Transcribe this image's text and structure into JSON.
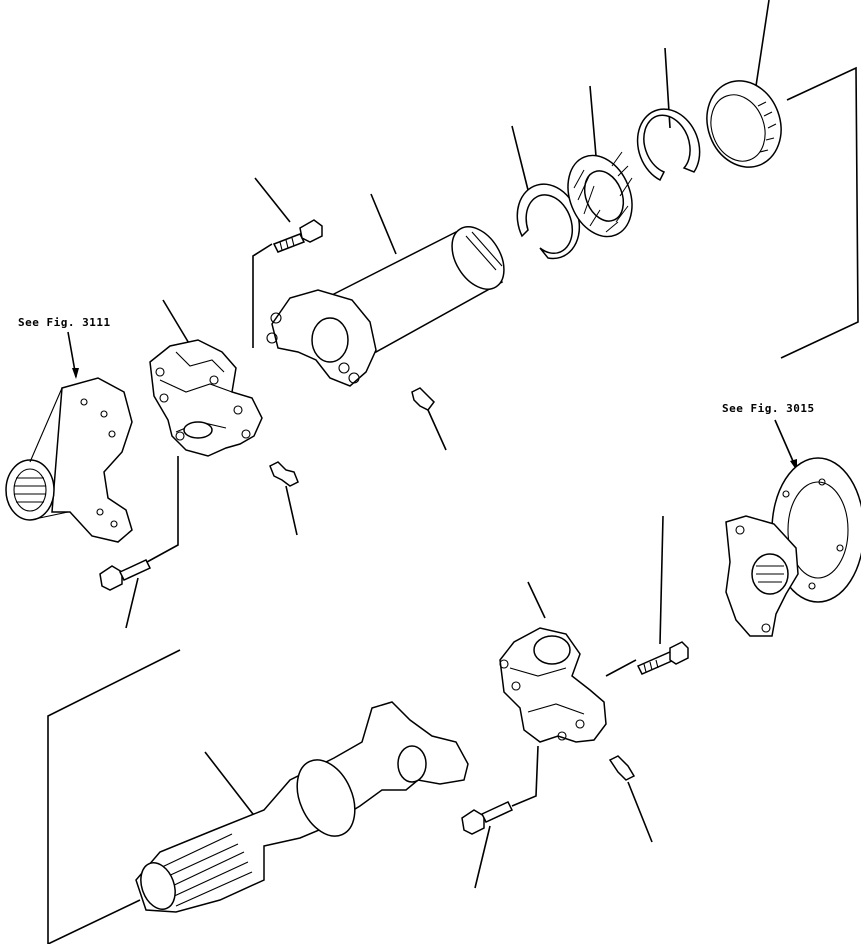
{
  "references": {
    "top_left": "See Fig. 3111",
    "right": "See Fig. 3015"
  },
  "parts": [
    "yoke-flange",
    "universal-joint-spider-upper",
    "bolt-upper-left",
    "bolt-lower-left",
    "grease-fitting-left",
    "slip-yoke-tube",
    "grease-fitting-tube",
    "snap-ring-small",
    "bearing",
    "snap-ring-large",
    "seal-ring",
    "output-flange",
    "universal-joint-spider-lower",
    "bolt-right",
    "bolt-lower",
    "grease-fitting-lower",
    "splined-shaft-yoke"
  ]
}
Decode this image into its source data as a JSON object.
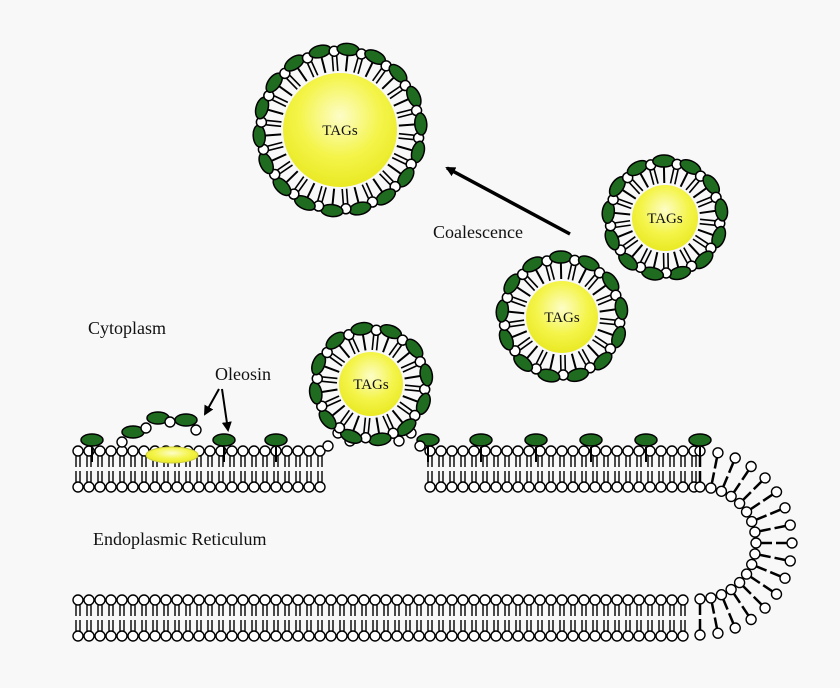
{
  "labels": {
    "cytoplasm": "Cytoplasm",
    "oleosin": "Oleosin",
    "coalescence": "Coalescence",
    "er": "Endoplasmic Reticulum",
    "tag": "TAGs"
  },
  "colors": {
    "background": "#f8f8f8",
    "core": "#f2f23a",
    "core_center": "#fdfdc0",
    "oleosin": "#1f6b1f",
    "head": "#ffffff",
    "outline": "#000000"
  }
}
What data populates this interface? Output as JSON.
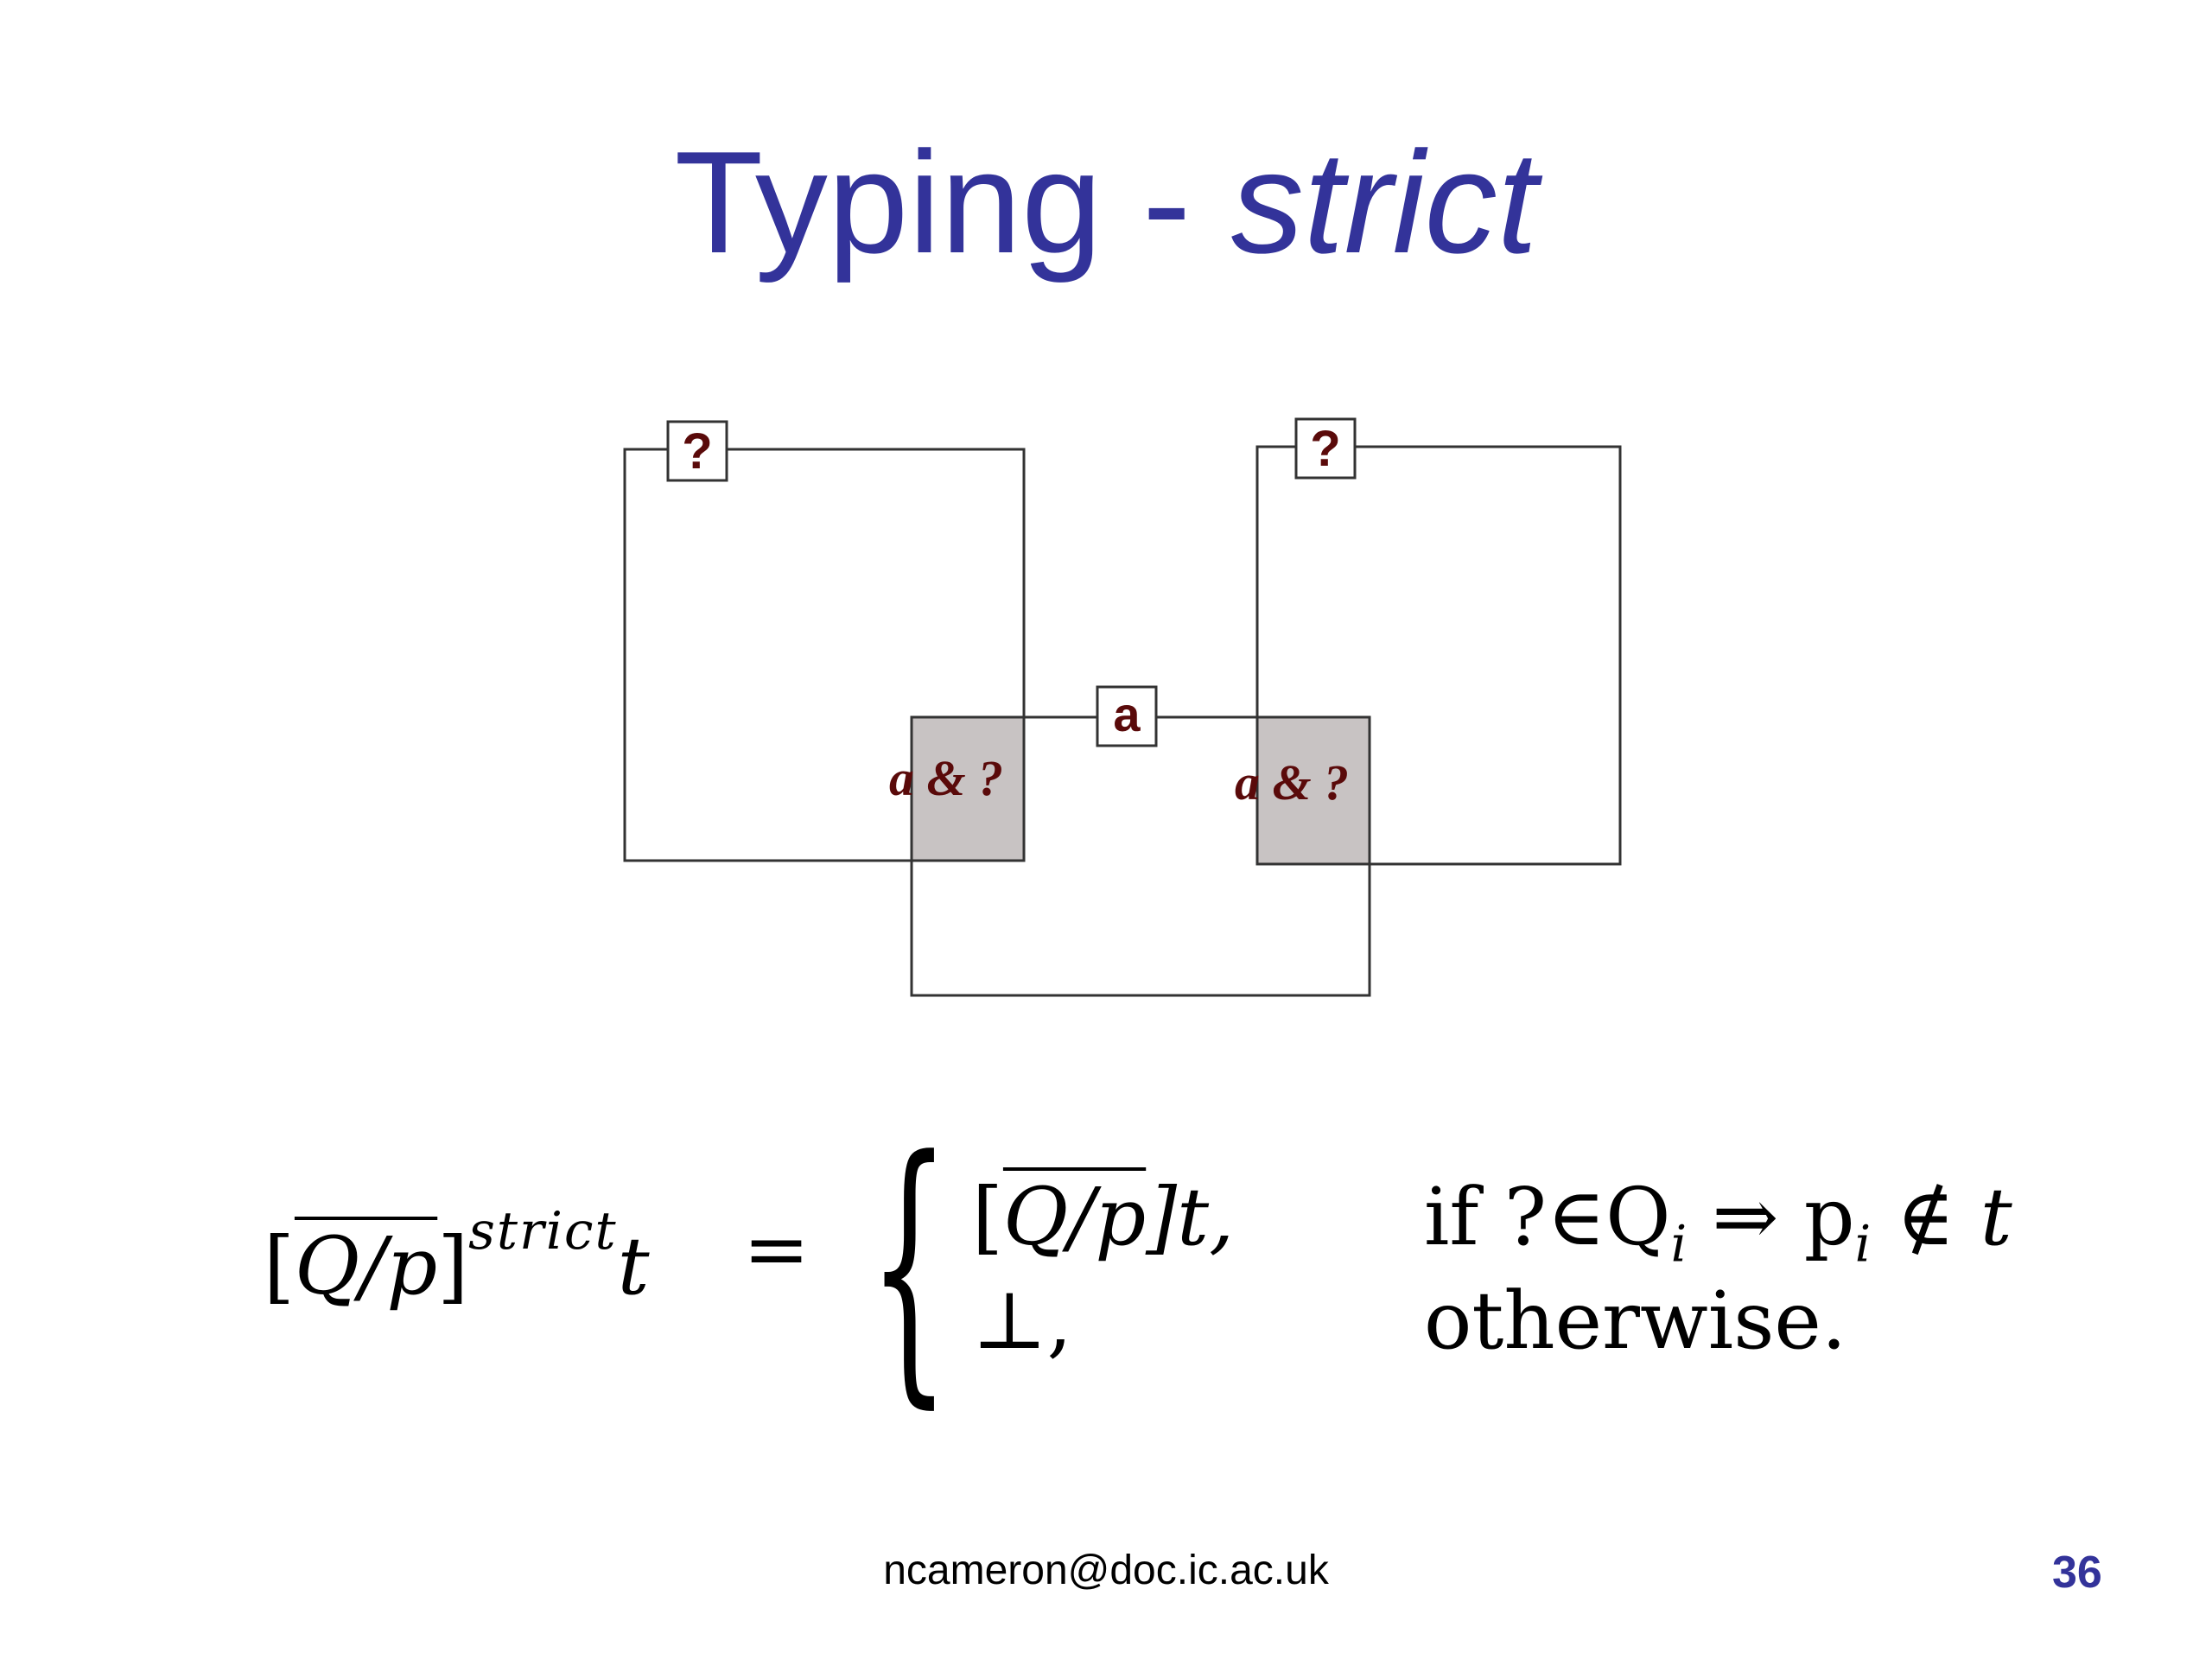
{
  "slide": {
    "title_plain": "Typing - ",
    "title_italic": "strict",
    "footer_email": "ncameron@doc.ic.ac.uk",
    "page_number": "36"
  },
  "diagram": {
    "box_labels": {
      "left_top": "?",
      "right_top": "?",
      "middle": "a"
    },
    "overlap_labels": {
      "left": "a & ?",
      "right": "a & ?"
    },
    "colors": {
      "label_text": "#5a0a0a",
      "overlap_fill": "#c8c3c3",
      "stroke": "#333333"
    }
  },
  "formula": {
    "lhs_bracket_open": "[",
    "lhs_overline": "Q/p",
    "lhs_bracket_close": "]",
    "lhs_superscript": "strict",
    "lhs_var": "t",
    "equals": "=",
    "brace": "{",
    "case1_value_open": "[",
    "case1_value_overline": "Q/p",
    "case1_value_close": "]t,",
    "case1_cond_pre": "if  ?∈Q",
    "case1_cond_sub": "i",
    "case1_cond_mid": " ⇒ p",
    "case1_cond_sub2": "i",
    "case1_cond_post": " ∉ t",
    "case2_value": "⊥,",
    "case2_cond": "otherwise."
  },
  "colors": {
    "title": "#33339a",
    "page_number": "#33339a"
  }
}
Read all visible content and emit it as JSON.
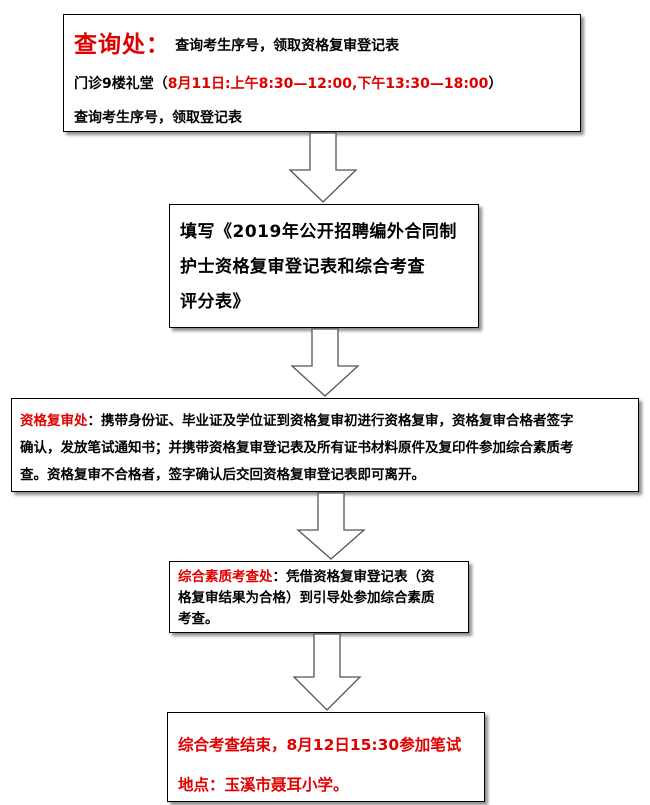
{
  "step1": {
    "heading": "查询处",
    "colon": "：",
    "line1": "查询考生序号，领取资格复审登记表",
    "line2_prefix": "门诊9楼礼堂（",
    "line2_red": "8月11日:上午8:30—12:00,下午13:30—18:00",
    "line2_suffix": "）",
    "line3": "查询考生序号，领取登记表"
  },
  "step2": {
    "line1": "填写《2019年公开招聘编外合同制",
    "line2": "护士资格复审登记表和综合考查",
    "line3": "评分表》"
  },
  "step3": {
    "heading": "资格复审处",
    "line1": "：携带身份证、毕业证及学位证到资格复审初进行资格复审，资格复审合格者签字",
    "line2": "确认，发放笔试通知书；并携带资格复审登记表及所有证书材料原件及复印件参加综合素质考",
    "line3": "查。资格复审不合格者，签字确认后交回资格复审登记表即可离开。"
  },
  "step4": {
    "heading": "综合素质考查处",
    "line1": "：凭借资格复审登记表（资",
    "line2": "格复审结果为合格）到引导处参加综合素质",
    "line3": "考查。"
  },
  "step5": {
    "line1": "综合考查结束，8月12日15:30参加笔试",
    "line2": "地点：玉溪市聂耳小学。"
  },
  "colors": {
    "accent_red": "#e00000",
    "border": "#000000"
  }
}
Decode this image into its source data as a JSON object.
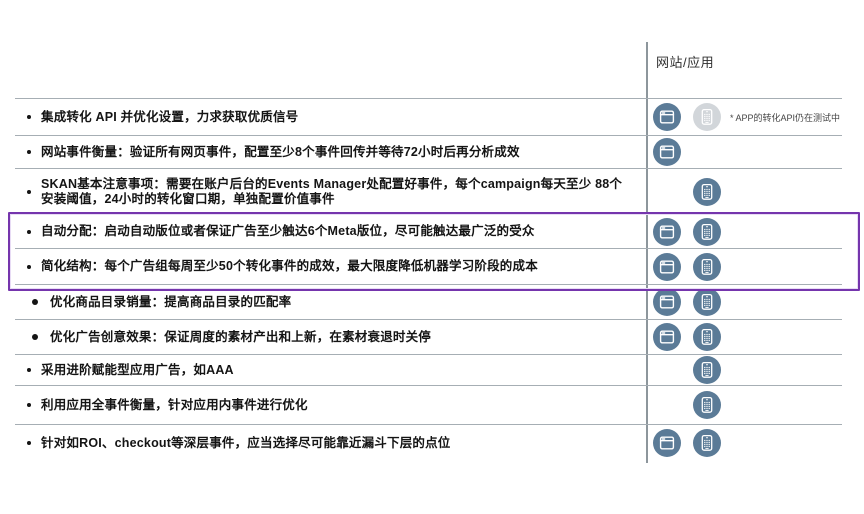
{
  "header": {
    "column_label": "网站/应用"
  },
  "colors": {
    "icon_blue": "#5b7b97",
    "icon_muted": "#d2d6da",
    "separator": "#a6aeb4",
    "divider": "#8d969c",
    "highlight_purple": "#7535ad"
  },
  "icon_legend": {
    "web": "browser-window-icon",
    "app": "mobile-phone-icon"
  },
  "rows": [
    {
      "text": "集成转化 API 并优化设置，力求获取优质信号",
      "bullet": "small",
      "web": "on",
      "app": "muted",
      "note": "* APP的转化API仍在测试中",
      "highlighted": false
    },
    {
      "text": "网站事件衡量：验证所有网页事件，配置至少8个事件回传并等待72小时后再分析成效",
      "bullet": "small",
      "web": "on",
      "app": "off",
      "note": "",
      "highlighted": false
    },
    {
      "text": "SKAN基本注意事项：需要在账户后台的Events Manager处配置好事件，每个campaign每天至少 88个安装阈值，24小时的转化窗口期，单独配置价值事件",
      "bullet": "small",
      "web": "off",
      "app": "on",
      "note": "",
      "highlighted": false
    },
    {
      "text": "自动分配：启动自动版位或者保证广告至少触达6个Meta版位，尽可能触达最广泛的受众",
      "bullet": "small",
      "web": "on",
      "app": "on",
      "note": "",
      "highlighted": true
    },
    {
      "text": "简化结构：每个广告组每周至少50个转化事件的成效，最大限度降低机器学习阶段的成本",
      "bullet": "small",
      "web": "on",
      "app": "on",
      "note": "",
      "highlighted": true
    },
    {
      "text": "优化商品目录销量：提高商品目录的匹配率",
      "bullet": "large",
      "web": "on",
      "app": "on",
      "note": "",
      "highlighted": false
    },
    {
      "text": "优化广告创意效果：保证周度的素材产出和上新，在素材衰退时关停",
      "bullet": "large",
      "web": "on",
      "app": "on",
      "note": "",
      "highlighted": false
    },
    {
      "text": "采用进阶赋能型应用广告，如AAA",
      "bullet": "small",
      "web": "off",
      "app": "on",
      "note": "",
      "highlighted": false
    },
    {
      "text": "利用应用全事件衡量，针对应用内事件进行优化",
      "bullet": "small",
      "web": "off",
      "app": "on",
      "note": "",
      "highlighted": false
    },
    {
      "text": "针对如ROI、checkout等深层事件，应当选择尽可能靠近漏斗下层的点位",
      "bullet": "small",
      "web": "on",
      "app": "on",
      "note": "",
      "highlighted": false
    }
  ]
}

────────────────────

▸ Task directions
Reproduce the full listing above verbatim, with no pictures included.

▸ Solution to this task
Transcribe this image's text and structure into JSON.
{
  "references": {
    "top_left": "See Fig. 3111",
    "right": "See Fig. 3015"
  },
  "parts": [
    "yoke-flange",
    "universal-joint-spider-upper",
    "bolt-upper-left",
    "bolt-lower-left",
    "grease-fitting-left",
    "slip-yoke-tube",
    "grease-fitting-tube",
    "snap-ring-small",
    "bearing",
    "snap-ring-large",
    "seal-ring",
    "output-flange",
    "universal-joint-spider-lower",
    "bolt-right",
    "bolt-lower",
    "grease-fitting-lower",
    "splined-shaft-yoke"
  ]
}
Decode this image into its source data as a JSON object.
{
  "labels": {
    "cytoplasm": "Cytoplasm",
    "oleosin": "Oleosin",
    "coalescence": "Coalescence",
    "er": "Endoplasmic Reticulum",
    "tag": "TAGs"
  },
  "colors": {
    "background": "#f8f8f8",
    "core": "#f2f23a",
    "core_center": "#fdfdc0",
    "oleosin": "#1f6b1f",
    "head": "#ffffff",
    "outline": "#000000"
  }
}
What data populates this interface? Output as JSON.
{
  "slide": {
    "title_plain": "Typing - ",
    "title_italic": "strict",
    "footer_email": "ncameron@doc.ic.ac.uk",
    "page_number": "36"
  },
  "diagram": {
    "box_labels": {
      "left_top": "?",
      "right_top": "?",
      "middle": "a"
    },
    "overlap_labels": {
      "left": "a & ?",
      "right": "a & ?"
    },
    "colors": {
      "label_text": "#5a0a0a",
      "overlap_fill": "#c8c3c3",
      "stroke": "#333333"
    }
  },
  "formula": {
    "lhs_bracket_open": "[",
    "lhs_overline": "Q/p",
    "lhs_bracket_close": "]",
    "lhs_superscript": "strict",
    "lhs_var": "t",
    "equals": "=",
    "brace": "{",
    "case1_value_open": "[",
    "case1_value_overline": "Q/p",
    "case1_value_close": "]t,",
    "case1_cond_pre": "if  ?∈Q",
    "case1_cond_sub": "i",
    "case1_cond_mid": " ⇒ p",
    "case1_cond_sub2": "i",
    "case1_cond_post": " ∉ t",
    "case2_value": "⊥,",
    "case2_cond": "otherwise."
  },
  "colors": {
    "title": "#33339a",
    "page_number": "#33339a"
  }
}
Read all visible content and emit it as JSON.
{
  "step1": {
    "heading": "查询处",
    "colon": "：",
    "line1": "查询考生序号，领取资格复审登记表",
    "line2_prefix": "门诊9楼礼堂（",
    "line2_red": "8月11日:上午8:30—12:00,下午13:30—18:00",
    "line2_suffix": "）",
    "line3": "查询考生序号，领取登记表"
  },
  "step2": {
    "line1": "填写《2019年公开招聘编外合同制",
    "line2": "护士资格复审登记表和综合考查",
    "line3": "评分表》"
  },
  "step3": {
    "heading": "资格复审处",
    "line1": "：携带身份证、毕业证及学位证到资格复审初进行资格复审，资格复审合格者签字",
    "line2": "确认，发放笔试通知书；并携带资格复审登记表及所有证书材料原件及复印件参加综合素质考",
    "line3": "查。资格复审不合格者，签字确认后交回资格复审登记表即可离开。"
  },
  "step4": {
    "heading": "综合素质考查处",
    "line1": "：凭借资格复审登记表（资",
    "line2": "格复审结果为合格）到引导处参加综合素质",
    "line3": "考查。"
  },
  "step5": {
    "line1": "综合考查结束，8月12日15:30参加笔试",
    "line2": "地点：玉溪市聂耳小学。"
  },
  "colors": {
    "accent_red": "#e00000",
    "border": "#000000"
  }
}
Decode this image into its source data as a JSON object.
{
  "header": {
    "column_label": "网站/应用"
  },
  "colors": {
    "icon_blue": "#5b7b97",
    "icon_muted": "#d2d6da",
    "separator": "#a6aeb4",
    "divider": "#8d969c",
    "highlight_purple": "#7535ad"
  },
  "icon_legend": {
    "web": "browser-window-icon",
    "app": "mobile-phone-icon"
  },
  "rows": [
    {
      "text": "集成转化 API 并优化设置，力求获取优质信号",
      "bullet": "small",
      "web": "on",
      "app": "muted",
      "note": "* APP的转化API仍在测试中",
      "highlighted": false
    },
    {
      "text": "网站事件衡量：验证所有网页事件，配置至少8个事件回传并等待72小时后再分析成效",
      "bullet": "small",
      "web": "on",
      "app": "off",
      "note": "",
      "highlighted": false
    },
    {
      "text": "SKAN基本注意事项：需要在账户后台的Events Manager处配置好事件，每个campaign每天至少 88个安装阈值，24小时的转化窗口期，单独配置价值事件",
      "bullet": "small",
      "web": "off",
      "app": "on",
      "note": "",
      "highlighted": false
    },
    {
      "text": "自动分配：启动自动版位或者保证广告至少触达6个Meta版位，尽可能触达最广泛的受众",
      "bullet": "small",
      "web": "on",
      "app": "on",
      "note": "",
      "highlighted": true
    },
    {
      "text": "简化结构：每个广告组每周至少50个转化事件的成效，最大限度降低机器学习阶段的成本",
      "bullet": "small",
      "web": "on",
      "app": "on",
      "note": "",
      "highlighted": true
    },
    {
      "text": "优化商品目录销量：提高商品目录的匹配率",
      "bullet": "large",
      "web": "on",
      "app": "on",
      "note": "",
      "highlighted": false
    },
    {
      "text": "优化广告创意效果：保证周度的素材产出和上新，在素材衰退时关停",
      "bullet": "large",
      "web": "on",
      "app": "on",
      "note": "",
      "highlighted": false
    },
    {
      "text": "采用进阶赋能型应用广告，如AAA",
      "bullet": "small",
      "web": "off",
      "app": "on",
      "note": "",
      "highlighted": false
    },
    {
      "text": "利用应用全事件衡量，针对应用内事件进行优化",
      "bullet": "small",
      "web": "off",
      "app": "on",
      "note": "",
      "highlighted": false
    },
    {
      "text": "针对如ROI、checkout等深层事件，应当选择尽可能靠近漏斗下层的点位",
      "bullet": "small",
      "web": "on",
      "app": "on",
      "note": "",
      "highlighted": false
    }
  ]
}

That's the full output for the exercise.